▶ **TO DO**:
Work out how many lines in the entries below include the word "solution". Give nothing but the number.

# Start of RECORD LIST

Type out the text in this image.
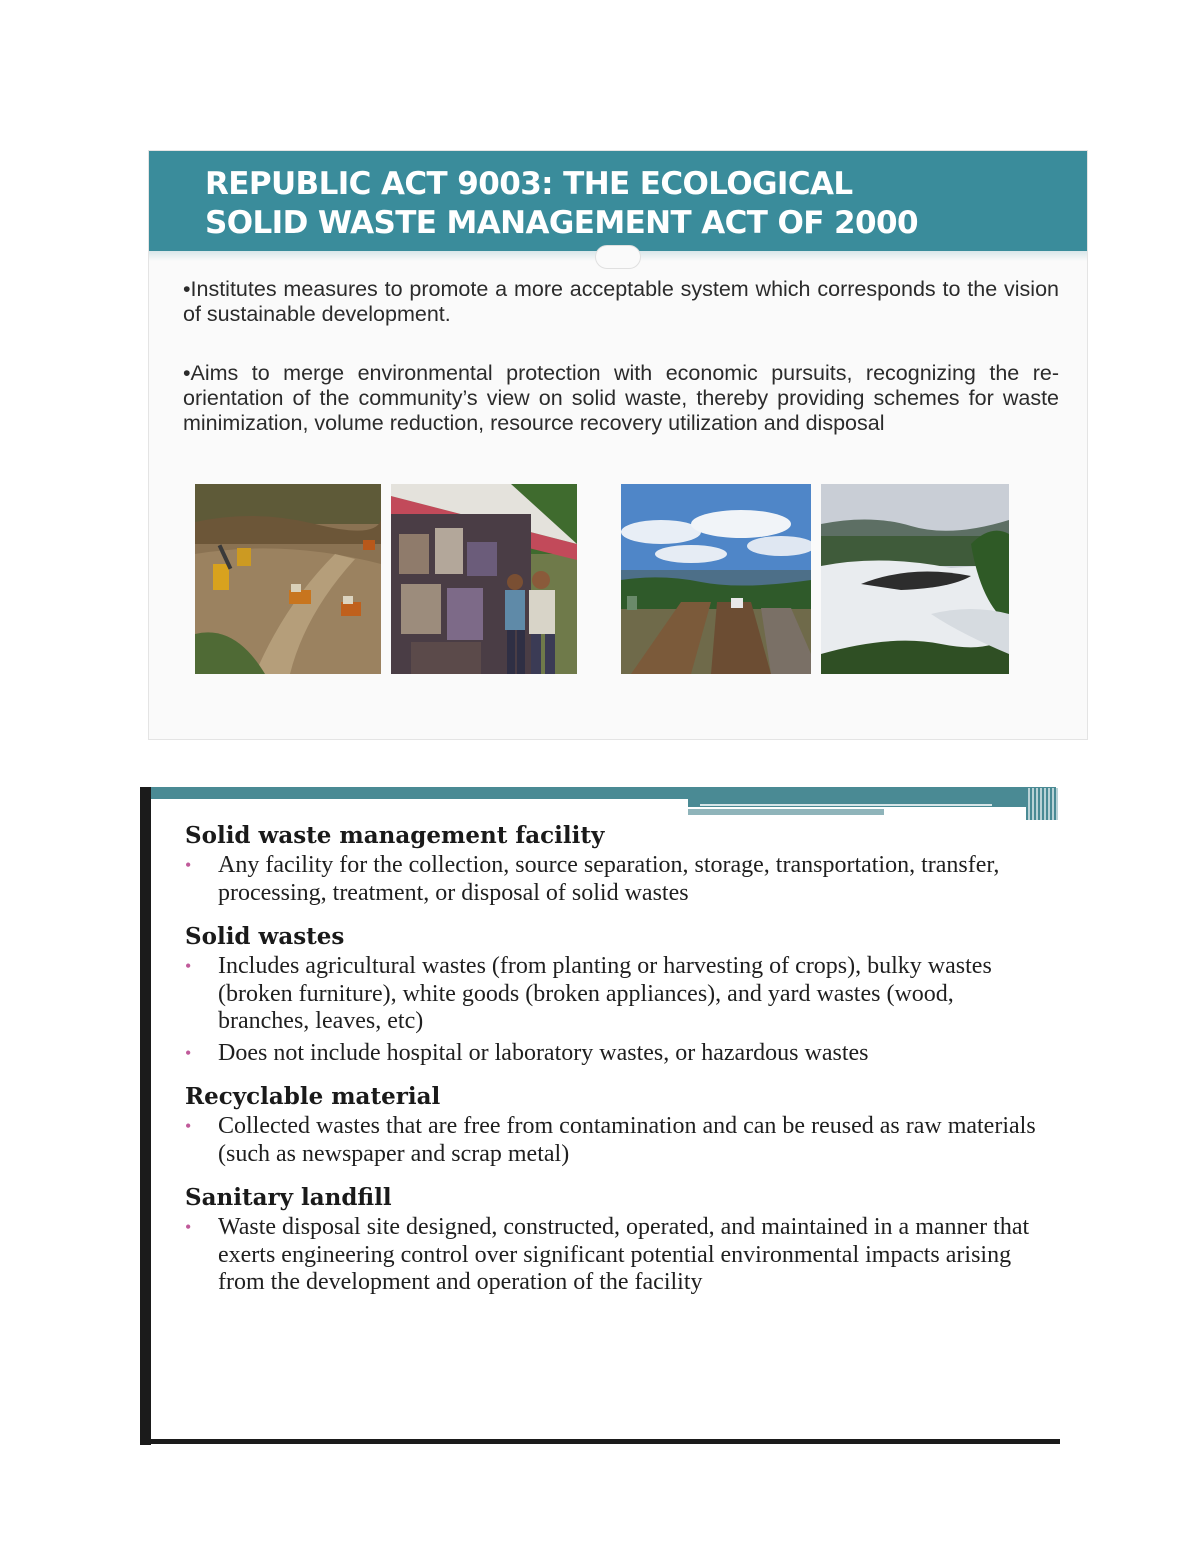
REPUBLIC ACT 9003: THE ECOLOGICAL
SOLID WASTE MANAGEMENT ACT OF 2000

•Institutes measures to promote a more acceptable system which corresponds to the vision of sustainable development.

•Aims to merge environmental protection with economic pursuits, recognizing the re-orientation of the community’s view on solid waste, thereby providing schemes for waste minimization, volume reduction, resource recovery utilization and disposal

Solid waste management facility

• Any facility for the collection, source separation, storage, transportation, transfer, processing, treatment, or disposal of solid wastes

Solid wastes

• Includes agricultural wastes (from planting or harvesting of crops), bulky wastes (broken furniture), white goods (broken appliances), and yard wastes (wood, branches, leaves, etc)

• Does not include hospital or laboratory wastes, or hazardous wastes

Recyclable material

• Collected wastes that are free from contamination and can be reused as raw materials (such as newspaper and scrap metal)

Sanitary landfill

• Waste disposal site designed, constructed, operated, and maintained in a manner that exerts engineering control over significant potential environmental impacts arising from the development and operation of the facility
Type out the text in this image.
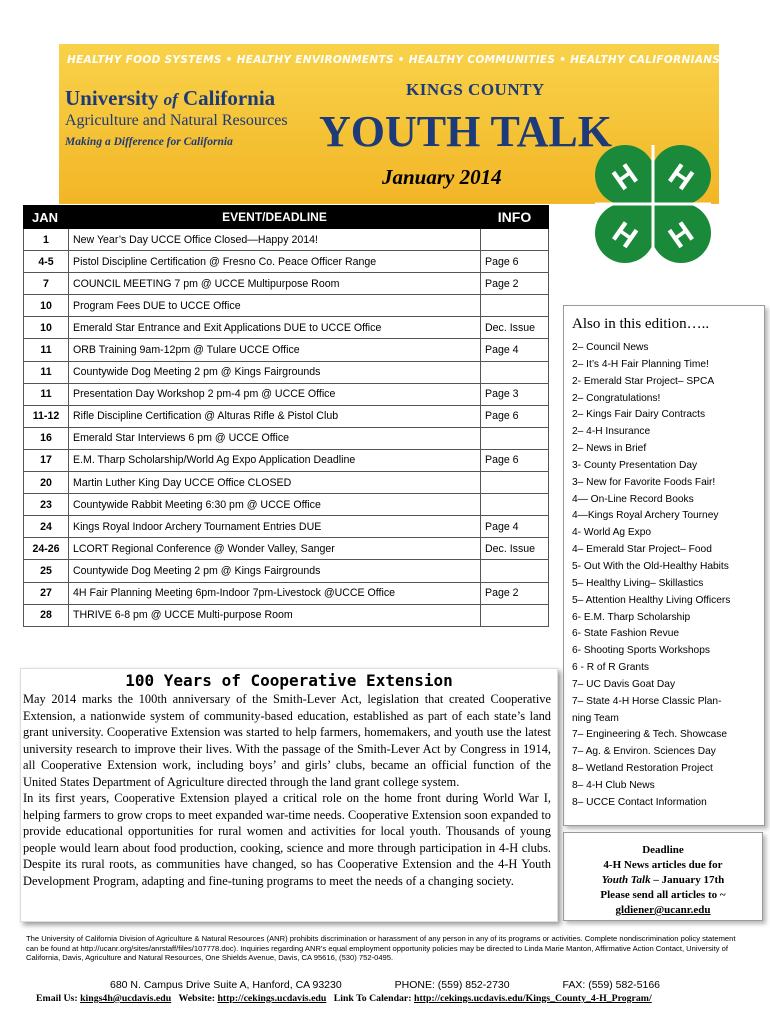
HEALTHY FOOD SYSTEMS • HEALTHY ENVIRONMENTS • HEALTHY COMMUNITIES • HEALTHY CALIFORNIANS
University of California
Agriculture and Natural Resources
Making a Difference for California
KINGS COUNTY
YOUTH TALK
January 2014	H H
H H
JAN	EVENT/DEADLINE	INFO
1	New Year’s Day UCCE Office Closed—Happy 2014!	
4-5	Pistol Discipline Certification @ Fresno Co. Peace Officer Range	Page 6
7	COUNCIL MEETING 7 pm @ UCCE Multipurpose Room	Page 2
10	Program Fees DUE to UCCE Office	
10	Emerald Star Entrance and Exit Applications DUE to UCCE Office	Dec. Issue
11	ORB Training 9am-12pm @ Tulare UCCE Office	Page 4
11	Countywide Dog Meeting 2 pm @ Kings Fairgrounds	
11	Presentation Day Workshop 2 pm-4 pm @ UCCE Office	Page 3
11-12	Rifle Discipline Certification @ Alturas Rifle & Pistol Club	Page 6
16	Emerald Star Interviews 6 pm @ UCCE Office	
17	E.M. Tharp Scholarship/World Ag Expo Application Deadline	Page 6
20	Martin Luther King Day UCCE Office CLOSED	
23	Countywide Rabbit Meeting 6:30 pm @ UCCE Office	
24	Kings Royal Indoor Archery Tournament Entries DUE	Page 4
24-26	LCORT Regional Conference @ Wonder Valley, Sanger	Dec. Issue
25	Countywide Dog Meeting 2 pm @ Kings Fairgrounds	
27	4H Fair Planning Meeting 6pm-Indoor 7pm-Livestock @UCCE Office	Page 2
28	THRIVE 6-8 pm @ UCCE Multi-purpose Room	
Also in this edition…..
2– Council News
2– It’s 4-H Fair Planning Time!
2- Emerald Star Project– SPCA
2– Congratulations!
2– Kings Fair Dairy Contracts
2– 4-H Insurance
2– News in Brief
3- County Presentation Day
3– New for Favorite Foods Fair!
4— On-Line Record Books
4—Kings Royal Archery Tourney
4- World Ag Expo
4– Emerald Star Project– Food
5- Out With the Old-Healthy Habits
5– Healthy Living– Skillastics
5– Attention Healthy Living Officers
6- E.M. Tharp Scholarship
6- State Fashion Revue
6- Shooting Sports Workshops
6 - R of R Grants
7– UC Davis Goat Day
7– State 4-H Horse Classic Plan-
ning Team
7– Engineering & Tech. Showcase
7– Ag. & Environ. Sciences Day
8– Wetland Restoration Project
8– 4-H Club News
8– UCCE Contact Information
100 Years of Cooperative Extension

May 2014 marks the 100th anniversary of the Smith-Lever Act, legislation that created Cooperative Extension, a nationwide system of community-based education, established as part of each state’s land grant university. Cooperative Extension was started to help farmers, homemakers, and youth use the latest university research to improve their lives. With the passage of the Smith-Lever Act by Congress in 1914, all Cooperative Extension work, including boys’ and girls’ clubs, became an official function of the United States Department of Agriculture directed through the land grant college system.
In its first years, Cooperative Extension played a critical role on the home front during World War I, helping farmers to grow crops to meet expanded war-time needs. Cooperative Extension soon expanded to provide educational opportunities for rural women and activities for local youth. Thousands of young people would learn about food production, cooking, science and more through participation in 4-H clubs. Despite its rural roots, as communities have changed, so has Cooperative Extension and the 4-H Youth Development Program, adapting and fine-tuning programs to meet the needs of a changing society.

Deadline
4-H News articles due for
Youth Talk – January 17th
Please send all articles to ~
gldiener@ucanr.edu
The University of California Division of Agriculture & Natural Resources (ANR) prohibits discrimination or harassment of any person in any of its programs or activities. Complete nondiscrimination policy statement can be found at http://ucanr.org/sites/anrstaff/files/107778.doc). Inquiries regarding ANR’s equal employment opportunity policies may be directed to Linda Marie Manton, Affirmative Action Contact, University of California, Davis, Agriculture and Natural Resources, One Shields Avenue, Davis, CA 95616, (530) 752-0495.
680 N. Campus Drive Suite A, Hanford, CA 93230	PHONE: (559) 852-2730	FAX: (559) 582-5166
Email Us: kings4h@ucdavis.edu Website: http://cekings.ucdavis.edu Link To Calendar: http://cekings.ucdavis.edu/Kings_County_4-H_Program/
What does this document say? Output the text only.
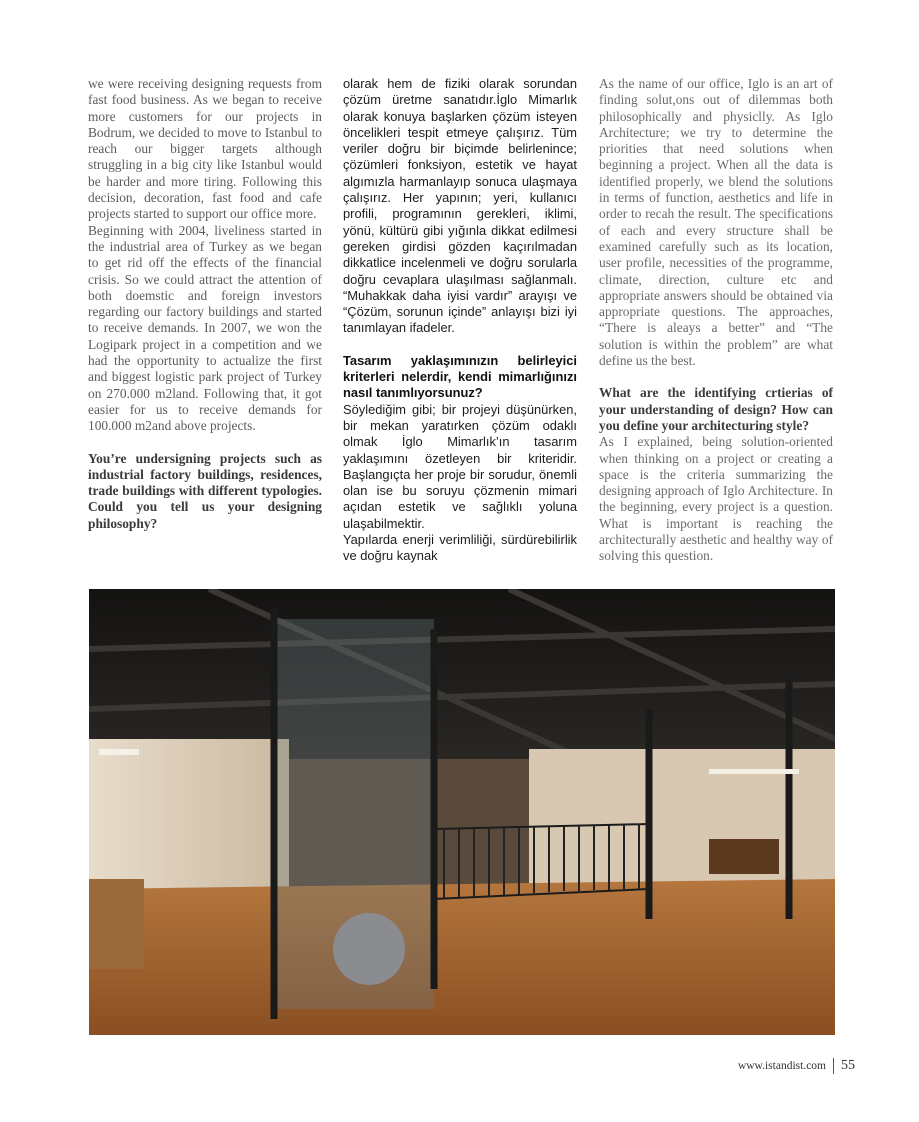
we were receiving designing requests from fast food business. As we began to receive more customers for our projects in Bodrum, we decided to move to Istanbul to reach our bigger targets although struggling in a big city like Istanbul would be harder and more tiring. Following this decision, decoration, fast food and cafe projects started to support our office more.

Beginning with 2004, liveliness started in the industrial area of Turkey as we began to get rid off the effects of the financial crisis. So we could attract the attention of both doemstic and foreign investors regarding our factory buildings and started to receive demands. In 2007, we won the Logipark project in a competition and we had the opportunity to actualize the first and biggest logistic park project of Turkey on 270.000 m2land. Following that, it got easier for us to receive demands for 100.000 m2and above projects.

You’re undersigning projects such as industrial factory buildings, residences, trade buildings with different typologies. Could you tell us your designing philosophy?

olarak hem de fiziki olarak sorundan çözüm üretme sanatıdır.İglo Mimarlık olarak konuya başlarken çözüm isteyen öncelikleri tespit etmeye çalışırız. Tüm veriler doğru bir biçimde belirlenince; çözümleri fonksiyon, estetik ve hayat algımızla harmanlayıp sonuca ulaşmaya çalışırız. Her yapının; yeri, kullanıcı profili, programının gerekleri, iklimi, yönü, kültürü gibi yığınla dikkat edilmesi gereken girdisi gözden kaçırılmadan dikkatlice incelenmeli ve doğru sorularla doğru cevaplara ulaşılması sağlanmalı. “Muhakkak daha iyisi vardır” arayışı ve “Çözüm, sorunun içinde” anlayışı bizi iyi tanımlayan ifadeler.

Tasarım yaklaşımınızın belirleyici kriterleri nelerdir, kendi mimarlığınızı nasıl tanımlıyorsunuz?

Söylediğim gibi; bir projeyi düşünürken, bir mekan yaratırken çözüm odaklı olmak İglo Mimarlık’ın tasarım yaklaşımını özetleyen bir kriteridir. Başlangıçta her proje bir sorudur, önemli olan ise bu soruyu çözmenin mimari açıdan estetik ve sağlıklı yoluna ulaşabilmektir.

Yapılarda enerji verimliliği, sürdürebilirlik ve doğru kaynak

As the name of our office, Iglo is an art of finding solut,ons out of dilemmas both philosophically and physiclly. As Iglo Architecture; we try to determine the priorities that need solutions when beginning a project. When all the data is identified properly, we blend the solutions in terms of function, aesthetics and life in order to recah the result. The specifications of each and every structure shall be examined carefully such as its location, user profile, necessities of the programme, climate, direction, culture etc and appropriate answers should be obtained via appropriate questions. The approaches, “There is aleays a better” and “The solution is within the problem” are what define us the best.

What are the identifying crtierias of your understanding of design? How can you define your architecturing style?

As I explained, being solution-oriented when thinking on a project or creating a space is the criteria summarizing the designing approach of Iglo Architecture. In the beginning, every project is a question. What is important is reaching the architecturally aesthetic and healthy way of solving this question.

www.istandist.com 55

# End of RECORD LIST

▶ **RESULT FOR THIS EXERCISE**:
2